## EXERCISE DIRECTIONS
Note how many lines hold "yang" and report that number by itself.

## DATA FOR PROCESSING
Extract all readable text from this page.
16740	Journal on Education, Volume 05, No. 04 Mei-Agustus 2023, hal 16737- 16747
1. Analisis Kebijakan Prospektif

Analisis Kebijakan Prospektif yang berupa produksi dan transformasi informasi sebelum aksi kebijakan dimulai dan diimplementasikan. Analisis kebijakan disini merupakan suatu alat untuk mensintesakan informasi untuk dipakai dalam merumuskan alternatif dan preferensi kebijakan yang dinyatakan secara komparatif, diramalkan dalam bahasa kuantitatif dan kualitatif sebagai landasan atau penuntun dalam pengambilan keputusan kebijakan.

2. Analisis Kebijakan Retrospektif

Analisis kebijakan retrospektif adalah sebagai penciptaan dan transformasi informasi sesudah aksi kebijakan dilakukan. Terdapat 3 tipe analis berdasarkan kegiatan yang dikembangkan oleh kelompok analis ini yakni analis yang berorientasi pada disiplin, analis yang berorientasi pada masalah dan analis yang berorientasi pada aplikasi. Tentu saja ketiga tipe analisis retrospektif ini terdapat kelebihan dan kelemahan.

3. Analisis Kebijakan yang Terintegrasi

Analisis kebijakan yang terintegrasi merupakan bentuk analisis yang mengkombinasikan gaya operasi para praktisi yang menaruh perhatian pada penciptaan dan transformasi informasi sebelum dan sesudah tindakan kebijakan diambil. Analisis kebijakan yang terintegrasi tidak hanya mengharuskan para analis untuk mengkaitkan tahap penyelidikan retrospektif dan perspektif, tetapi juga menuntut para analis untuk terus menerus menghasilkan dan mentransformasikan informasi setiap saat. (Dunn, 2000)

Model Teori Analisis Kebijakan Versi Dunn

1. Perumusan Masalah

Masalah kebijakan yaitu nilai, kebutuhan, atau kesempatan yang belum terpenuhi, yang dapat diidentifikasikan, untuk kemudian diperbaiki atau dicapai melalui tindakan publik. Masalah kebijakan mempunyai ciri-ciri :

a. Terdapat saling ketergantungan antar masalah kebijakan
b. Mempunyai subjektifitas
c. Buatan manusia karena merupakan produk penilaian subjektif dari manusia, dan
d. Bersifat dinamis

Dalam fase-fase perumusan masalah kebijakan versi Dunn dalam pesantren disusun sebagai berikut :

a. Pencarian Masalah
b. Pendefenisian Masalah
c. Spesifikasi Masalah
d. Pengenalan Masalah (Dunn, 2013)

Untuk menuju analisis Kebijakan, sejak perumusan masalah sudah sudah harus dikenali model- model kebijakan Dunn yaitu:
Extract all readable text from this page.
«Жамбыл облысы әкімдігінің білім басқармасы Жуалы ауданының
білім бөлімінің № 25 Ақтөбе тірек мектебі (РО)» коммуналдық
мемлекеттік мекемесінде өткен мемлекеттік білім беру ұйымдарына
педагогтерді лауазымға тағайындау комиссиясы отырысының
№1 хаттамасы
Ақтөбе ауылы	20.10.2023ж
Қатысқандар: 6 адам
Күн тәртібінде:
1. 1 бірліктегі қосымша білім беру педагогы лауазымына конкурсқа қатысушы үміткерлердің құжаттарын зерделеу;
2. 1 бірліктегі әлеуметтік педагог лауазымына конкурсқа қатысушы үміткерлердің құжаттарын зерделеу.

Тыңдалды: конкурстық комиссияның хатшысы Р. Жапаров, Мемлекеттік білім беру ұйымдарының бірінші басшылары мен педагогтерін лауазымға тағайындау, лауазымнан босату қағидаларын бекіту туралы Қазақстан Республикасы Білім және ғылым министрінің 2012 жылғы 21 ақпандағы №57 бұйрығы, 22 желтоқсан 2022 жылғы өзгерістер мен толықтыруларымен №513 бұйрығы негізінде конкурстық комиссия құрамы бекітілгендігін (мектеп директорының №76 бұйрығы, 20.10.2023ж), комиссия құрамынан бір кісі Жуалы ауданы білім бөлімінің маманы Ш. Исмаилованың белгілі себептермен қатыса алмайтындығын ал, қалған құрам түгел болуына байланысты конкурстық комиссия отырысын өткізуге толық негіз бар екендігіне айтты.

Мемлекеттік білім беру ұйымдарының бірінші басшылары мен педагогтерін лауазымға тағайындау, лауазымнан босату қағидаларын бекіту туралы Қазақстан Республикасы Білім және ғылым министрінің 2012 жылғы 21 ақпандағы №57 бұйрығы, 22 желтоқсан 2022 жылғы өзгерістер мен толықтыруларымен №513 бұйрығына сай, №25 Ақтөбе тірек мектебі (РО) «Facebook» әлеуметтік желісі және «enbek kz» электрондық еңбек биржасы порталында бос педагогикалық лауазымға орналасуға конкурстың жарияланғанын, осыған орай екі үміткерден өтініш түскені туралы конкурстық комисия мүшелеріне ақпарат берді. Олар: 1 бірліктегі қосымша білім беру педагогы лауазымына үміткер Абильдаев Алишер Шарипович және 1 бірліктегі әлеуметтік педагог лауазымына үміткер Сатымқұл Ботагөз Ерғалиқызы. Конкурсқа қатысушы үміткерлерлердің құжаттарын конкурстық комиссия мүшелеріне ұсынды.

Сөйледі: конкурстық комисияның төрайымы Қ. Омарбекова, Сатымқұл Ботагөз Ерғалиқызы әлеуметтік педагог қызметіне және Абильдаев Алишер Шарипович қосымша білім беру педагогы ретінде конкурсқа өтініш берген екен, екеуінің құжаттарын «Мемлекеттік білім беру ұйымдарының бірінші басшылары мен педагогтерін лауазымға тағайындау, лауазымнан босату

## RESPONSE TO THE EXERCISE
5